▸ AIM
Filter this material down to the lines that hold "κινδύνου", copying each one.

□ □ □

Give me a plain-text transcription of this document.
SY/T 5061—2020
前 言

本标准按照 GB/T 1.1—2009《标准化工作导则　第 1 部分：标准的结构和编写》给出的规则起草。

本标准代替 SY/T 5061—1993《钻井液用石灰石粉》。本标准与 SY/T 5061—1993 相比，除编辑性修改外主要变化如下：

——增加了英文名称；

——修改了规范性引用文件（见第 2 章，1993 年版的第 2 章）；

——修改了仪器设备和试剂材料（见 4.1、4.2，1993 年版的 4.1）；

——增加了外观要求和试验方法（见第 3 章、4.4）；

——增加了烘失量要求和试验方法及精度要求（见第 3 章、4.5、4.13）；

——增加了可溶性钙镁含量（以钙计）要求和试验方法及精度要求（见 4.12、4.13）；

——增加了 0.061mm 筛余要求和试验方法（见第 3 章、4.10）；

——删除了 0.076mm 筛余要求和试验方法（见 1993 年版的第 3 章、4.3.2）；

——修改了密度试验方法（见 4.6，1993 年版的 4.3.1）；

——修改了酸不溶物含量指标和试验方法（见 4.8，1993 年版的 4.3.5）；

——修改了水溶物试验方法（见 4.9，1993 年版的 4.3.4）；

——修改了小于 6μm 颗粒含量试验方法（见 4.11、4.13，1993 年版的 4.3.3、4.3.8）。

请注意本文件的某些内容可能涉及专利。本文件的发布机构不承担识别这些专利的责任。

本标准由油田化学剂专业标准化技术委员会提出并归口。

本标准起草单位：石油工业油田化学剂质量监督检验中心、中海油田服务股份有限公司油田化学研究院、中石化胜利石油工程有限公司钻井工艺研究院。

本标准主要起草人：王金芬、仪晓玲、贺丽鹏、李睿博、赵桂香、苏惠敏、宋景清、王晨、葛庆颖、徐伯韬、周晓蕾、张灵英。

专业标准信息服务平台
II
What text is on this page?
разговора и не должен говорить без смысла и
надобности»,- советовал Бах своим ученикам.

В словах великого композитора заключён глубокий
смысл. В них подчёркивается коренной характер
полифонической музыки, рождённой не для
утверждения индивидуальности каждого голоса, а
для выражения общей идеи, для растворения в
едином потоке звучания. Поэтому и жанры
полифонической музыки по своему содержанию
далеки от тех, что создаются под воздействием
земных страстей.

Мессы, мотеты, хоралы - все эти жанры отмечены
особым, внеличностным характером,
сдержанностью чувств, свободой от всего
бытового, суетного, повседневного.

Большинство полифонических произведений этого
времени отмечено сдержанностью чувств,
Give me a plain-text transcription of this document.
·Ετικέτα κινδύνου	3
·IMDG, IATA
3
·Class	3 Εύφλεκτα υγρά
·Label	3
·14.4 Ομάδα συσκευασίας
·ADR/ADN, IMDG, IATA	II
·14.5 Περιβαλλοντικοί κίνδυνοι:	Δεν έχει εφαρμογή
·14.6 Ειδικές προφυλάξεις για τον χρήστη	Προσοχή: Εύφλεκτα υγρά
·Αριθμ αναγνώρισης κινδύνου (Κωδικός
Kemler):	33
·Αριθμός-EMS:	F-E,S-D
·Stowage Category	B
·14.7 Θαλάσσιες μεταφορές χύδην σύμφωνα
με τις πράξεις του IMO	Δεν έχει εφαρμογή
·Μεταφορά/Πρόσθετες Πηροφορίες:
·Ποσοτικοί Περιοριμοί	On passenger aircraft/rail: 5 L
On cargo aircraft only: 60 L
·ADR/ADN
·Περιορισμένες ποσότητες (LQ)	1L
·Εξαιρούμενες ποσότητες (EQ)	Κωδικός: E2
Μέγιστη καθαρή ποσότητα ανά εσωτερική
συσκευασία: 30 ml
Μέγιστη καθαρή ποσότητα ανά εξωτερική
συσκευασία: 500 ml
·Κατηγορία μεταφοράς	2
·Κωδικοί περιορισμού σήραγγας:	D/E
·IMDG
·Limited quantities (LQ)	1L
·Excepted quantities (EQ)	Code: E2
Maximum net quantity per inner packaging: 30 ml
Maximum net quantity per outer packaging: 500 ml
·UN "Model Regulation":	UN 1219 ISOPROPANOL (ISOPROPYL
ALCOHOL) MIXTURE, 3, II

□ □ □

▸ EXERCISE RESULT
·Ετικέτα κινδύνου	3
·Αριθμ αναγνώρισης κινδύνου (Κωδικός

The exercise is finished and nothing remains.